--- start RECORDED DATA ---

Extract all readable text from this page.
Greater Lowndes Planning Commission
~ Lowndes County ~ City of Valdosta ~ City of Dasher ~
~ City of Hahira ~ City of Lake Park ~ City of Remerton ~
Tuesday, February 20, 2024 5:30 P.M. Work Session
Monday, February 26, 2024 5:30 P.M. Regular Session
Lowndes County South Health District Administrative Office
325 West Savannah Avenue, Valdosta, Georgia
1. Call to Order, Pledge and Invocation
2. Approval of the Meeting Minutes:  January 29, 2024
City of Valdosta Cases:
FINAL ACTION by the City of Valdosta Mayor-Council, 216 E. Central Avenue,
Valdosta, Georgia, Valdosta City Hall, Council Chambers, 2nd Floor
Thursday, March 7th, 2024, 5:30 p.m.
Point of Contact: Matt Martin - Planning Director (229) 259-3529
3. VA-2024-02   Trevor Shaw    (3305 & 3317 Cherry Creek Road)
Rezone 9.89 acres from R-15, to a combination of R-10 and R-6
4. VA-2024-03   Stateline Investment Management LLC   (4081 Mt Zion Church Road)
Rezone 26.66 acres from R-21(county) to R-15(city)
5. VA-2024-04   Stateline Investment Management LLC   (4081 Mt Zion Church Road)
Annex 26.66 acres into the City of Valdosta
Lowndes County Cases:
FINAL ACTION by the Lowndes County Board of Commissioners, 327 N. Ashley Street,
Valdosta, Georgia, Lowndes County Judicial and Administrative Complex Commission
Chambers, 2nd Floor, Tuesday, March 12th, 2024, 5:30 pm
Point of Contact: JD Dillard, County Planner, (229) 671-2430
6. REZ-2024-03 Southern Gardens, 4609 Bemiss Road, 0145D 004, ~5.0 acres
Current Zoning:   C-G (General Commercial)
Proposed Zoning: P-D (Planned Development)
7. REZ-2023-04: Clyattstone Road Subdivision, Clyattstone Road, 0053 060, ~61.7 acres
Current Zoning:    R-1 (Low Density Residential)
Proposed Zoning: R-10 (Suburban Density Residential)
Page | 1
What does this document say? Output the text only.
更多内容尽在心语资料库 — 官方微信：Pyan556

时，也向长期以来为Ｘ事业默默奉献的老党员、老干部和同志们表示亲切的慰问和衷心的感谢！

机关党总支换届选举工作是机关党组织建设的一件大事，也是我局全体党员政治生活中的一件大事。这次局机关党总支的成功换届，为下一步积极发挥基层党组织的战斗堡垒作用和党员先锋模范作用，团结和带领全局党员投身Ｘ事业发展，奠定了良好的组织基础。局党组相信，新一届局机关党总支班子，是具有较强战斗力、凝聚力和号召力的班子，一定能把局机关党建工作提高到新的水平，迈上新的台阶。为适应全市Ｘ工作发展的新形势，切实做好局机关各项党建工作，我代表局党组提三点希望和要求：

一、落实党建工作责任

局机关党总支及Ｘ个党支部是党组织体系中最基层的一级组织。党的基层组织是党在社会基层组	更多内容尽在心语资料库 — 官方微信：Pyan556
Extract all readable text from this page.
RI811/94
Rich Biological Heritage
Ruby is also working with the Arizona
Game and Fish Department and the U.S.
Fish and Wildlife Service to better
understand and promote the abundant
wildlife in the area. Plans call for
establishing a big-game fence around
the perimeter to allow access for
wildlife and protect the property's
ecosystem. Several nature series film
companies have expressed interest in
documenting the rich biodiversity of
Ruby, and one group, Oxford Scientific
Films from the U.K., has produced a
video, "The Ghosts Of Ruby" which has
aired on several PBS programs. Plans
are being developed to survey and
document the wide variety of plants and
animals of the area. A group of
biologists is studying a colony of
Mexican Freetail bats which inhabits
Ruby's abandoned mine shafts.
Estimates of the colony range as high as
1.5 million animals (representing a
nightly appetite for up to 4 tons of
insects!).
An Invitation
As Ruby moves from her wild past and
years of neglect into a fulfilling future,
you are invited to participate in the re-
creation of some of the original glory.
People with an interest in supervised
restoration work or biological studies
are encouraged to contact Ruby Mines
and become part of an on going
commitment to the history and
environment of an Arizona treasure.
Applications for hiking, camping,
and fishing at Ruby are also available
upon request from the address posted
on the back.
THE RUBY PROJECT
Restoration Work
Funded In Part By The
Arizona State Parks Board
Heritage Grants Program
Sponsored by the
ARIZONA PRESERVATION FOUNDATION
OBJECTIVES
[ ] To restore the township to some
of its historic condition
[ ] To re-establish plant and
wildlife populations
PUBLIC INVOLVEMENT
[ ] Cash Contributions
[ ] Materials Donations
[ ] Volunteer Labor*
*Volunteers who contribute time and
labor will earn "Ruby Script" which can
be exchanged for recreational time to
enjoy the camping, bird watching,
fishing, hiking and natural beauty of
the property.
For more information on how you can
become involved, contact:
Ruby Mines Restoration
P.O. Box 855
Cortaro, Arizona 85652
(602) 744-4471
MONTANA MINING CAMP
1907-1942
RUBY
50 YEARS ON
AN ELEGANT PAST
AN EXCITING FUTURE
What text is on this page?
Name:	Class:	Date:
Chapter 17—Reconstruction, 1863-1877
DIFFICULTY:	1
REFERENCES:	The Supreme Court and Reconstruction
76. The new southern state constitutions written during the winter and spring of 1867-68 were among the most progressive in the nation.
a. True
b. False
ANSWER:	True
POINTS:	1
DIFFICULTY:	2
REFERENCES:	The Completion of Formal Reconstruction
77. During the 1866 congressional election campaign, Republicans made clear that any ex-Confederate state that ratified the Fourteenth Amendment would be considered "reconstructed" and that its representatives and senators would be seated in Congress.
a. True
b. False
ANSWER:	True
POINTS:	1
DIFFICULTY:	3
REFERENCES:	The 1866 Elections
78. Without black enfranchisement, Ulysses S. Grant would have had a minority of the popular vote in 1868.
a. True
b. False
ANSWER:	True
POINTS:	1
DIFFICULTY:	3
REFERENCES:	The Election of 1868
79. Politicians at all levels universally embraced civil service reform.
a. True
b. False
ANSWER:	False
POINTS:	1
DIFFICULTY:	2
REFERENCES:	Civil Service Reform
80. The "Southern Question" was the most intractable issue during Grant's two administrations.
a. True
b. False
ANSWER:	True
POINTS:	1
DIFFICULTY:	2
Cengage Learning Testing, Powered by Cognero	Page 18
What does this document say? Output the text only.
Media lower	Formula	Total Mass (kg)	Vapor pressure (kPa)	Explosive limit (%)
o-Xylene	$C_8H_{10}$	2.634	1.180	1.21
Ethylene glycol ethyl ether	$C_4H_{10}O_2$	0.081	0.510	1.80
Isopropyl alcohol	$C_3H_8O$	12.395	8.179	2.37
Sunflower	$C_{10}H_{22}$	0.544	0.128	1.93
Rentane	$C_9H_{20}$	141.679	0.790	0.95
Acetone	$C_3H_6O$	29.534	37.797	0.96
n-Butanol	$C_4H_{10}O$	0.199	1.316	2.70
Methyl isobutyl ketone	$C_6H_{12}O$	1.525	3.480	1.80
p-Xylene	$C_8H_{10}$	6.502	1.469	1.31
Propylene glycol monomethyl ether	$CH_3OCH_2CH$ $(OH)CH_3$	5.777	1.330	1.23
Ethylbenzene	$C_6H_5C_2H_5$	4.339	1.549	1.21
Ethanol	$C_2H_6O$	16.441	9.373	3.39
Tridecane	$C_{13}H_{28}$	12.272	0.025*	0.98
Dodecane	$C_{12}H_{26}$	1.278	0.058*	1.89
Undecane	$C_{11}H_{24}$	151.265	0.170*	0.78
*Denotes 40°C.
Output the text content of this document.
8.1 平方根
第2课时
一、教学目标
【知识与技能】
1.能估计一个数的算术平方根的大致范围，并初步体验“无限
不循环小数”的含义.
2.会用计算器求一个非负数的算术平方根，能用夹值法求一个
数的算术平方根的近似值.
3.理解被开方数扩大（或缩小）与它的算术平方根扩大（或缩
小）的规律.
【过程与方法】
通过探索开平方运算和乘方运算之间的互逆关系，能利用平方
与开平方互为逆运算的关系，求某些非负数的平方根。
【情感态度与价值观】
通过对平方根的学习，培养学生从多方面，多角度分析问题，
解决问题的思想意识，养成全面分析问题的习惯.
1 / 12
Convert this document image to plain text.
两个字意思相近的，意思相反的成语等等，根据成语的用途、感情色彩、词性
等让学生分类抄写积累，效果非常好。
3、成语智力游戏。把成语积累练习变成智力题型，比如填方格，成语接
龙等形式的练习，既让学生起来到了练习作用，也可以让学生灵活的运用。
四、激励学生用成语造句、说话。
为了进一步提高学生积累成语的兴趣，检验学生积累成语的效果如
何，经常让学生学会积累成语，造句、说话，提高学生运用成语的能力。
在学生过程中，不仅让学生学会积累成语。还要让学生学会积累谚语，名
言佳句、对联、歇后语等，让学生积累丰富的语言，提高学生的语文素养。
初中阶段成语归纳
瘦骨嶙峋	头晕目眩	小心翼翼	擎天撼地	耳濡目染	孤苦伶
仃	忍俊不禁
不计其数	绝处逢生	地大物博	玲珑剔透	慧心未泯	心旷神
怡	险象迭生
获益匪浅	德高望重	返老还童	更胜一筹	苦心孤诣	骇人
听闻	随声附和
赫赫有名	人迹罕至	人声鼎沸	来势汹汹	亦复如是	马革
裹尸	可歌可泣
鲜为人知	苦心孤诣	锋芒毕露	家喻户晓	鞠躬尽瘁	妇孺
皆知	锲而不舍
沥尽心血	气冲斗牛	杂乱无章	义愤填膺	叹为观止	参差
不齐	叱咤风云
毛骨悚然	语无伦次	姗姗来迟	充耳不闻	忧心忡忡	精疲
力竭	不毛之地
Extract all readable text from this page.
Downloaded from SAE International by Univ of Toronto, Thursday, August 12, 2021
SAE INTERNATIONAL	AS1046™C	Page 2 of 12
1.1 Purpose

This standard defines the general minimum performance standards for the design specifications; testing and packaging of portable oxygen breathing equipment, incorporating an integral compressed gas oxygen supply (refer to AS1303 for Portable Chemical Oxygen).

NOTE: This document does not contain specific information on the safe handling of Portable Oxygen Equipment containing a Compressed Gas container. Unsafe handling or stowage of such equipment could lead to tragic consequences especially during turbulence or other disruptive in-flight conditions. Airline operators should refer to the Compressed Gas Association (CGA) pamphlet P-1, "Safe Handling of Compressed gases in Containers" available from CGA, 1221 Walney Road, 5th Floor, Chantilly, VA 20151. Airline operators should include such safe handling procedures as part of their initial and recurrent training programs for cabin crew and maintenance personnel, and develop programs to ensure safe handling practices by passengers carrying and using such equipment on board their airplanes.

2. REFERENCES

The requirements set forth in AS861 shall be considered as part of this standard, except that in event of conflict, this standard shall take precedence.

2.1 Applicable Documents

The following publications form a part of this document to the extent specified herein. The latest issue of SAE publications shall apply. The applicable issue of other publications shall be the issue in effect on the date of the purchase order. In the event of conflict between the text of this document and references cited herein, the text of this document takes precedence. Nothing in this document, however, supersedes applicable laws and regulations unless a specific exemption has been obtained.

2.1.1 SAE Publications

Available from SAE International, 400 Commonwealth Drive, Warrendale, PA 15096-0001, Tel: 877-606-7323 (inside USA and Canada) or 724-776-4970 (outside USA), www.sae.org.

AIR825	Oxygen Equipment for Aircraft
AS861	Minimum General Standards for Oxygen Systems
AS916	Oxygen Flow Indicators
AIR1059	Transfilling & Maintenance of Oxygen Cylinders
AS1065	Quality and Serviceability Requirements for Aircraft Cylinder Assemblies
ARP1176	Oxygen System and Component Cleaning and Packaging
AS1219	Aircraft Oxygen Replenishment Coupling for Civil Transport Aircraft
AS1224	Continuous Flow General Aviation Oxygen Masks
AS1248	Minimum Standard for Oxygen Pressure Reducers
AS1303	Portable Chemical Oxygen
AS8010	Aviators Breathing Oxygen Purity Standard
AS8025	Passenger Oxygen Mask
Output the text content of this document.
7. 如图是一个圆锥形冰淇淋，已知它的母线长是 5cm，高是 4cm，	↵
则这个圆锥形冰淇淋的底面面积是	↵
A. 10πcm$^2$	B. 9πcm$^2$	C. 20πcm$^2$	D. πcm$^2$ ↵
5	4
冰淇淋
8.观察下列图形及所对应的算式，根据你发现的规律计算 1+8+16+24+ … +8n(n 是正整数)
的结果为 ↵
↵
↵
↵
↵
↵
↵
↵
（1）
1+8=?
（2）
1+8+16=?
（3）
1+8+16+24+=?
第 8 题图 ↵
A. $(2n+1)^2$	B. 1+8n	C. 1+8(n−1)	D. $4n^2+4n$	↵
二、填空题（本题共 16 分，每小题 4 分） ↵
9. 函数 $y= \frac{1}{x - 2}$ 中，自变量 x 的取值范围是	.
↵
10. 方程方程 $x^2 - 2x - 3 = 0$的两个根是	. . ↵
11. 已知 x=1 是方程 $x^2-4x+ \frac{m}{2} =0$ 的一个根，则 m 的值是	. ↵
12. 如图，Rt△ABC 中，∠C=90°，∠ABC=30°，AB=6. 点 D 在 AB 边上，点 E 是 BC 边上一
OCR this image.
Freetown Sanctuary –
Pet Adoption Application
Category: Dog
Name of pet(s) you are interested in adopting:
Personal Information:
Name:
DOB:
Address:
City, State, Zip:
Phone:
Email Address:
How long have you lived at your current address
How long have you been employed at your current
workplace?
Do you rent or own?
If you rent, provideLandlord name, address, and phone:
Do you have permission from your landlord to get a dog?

--- end RECORDED DATA ---

▸ EXERCISE AIM: Copy out every line from the material above in which the word "Xylene" appears.

▸ OUTPUT OF THE EXERCISE:
o-Xylene	$C_8H_{10}$	2.634	1.180	1.21
p-Xylene	$C_8H_{10}$	6.502	1.469	1.31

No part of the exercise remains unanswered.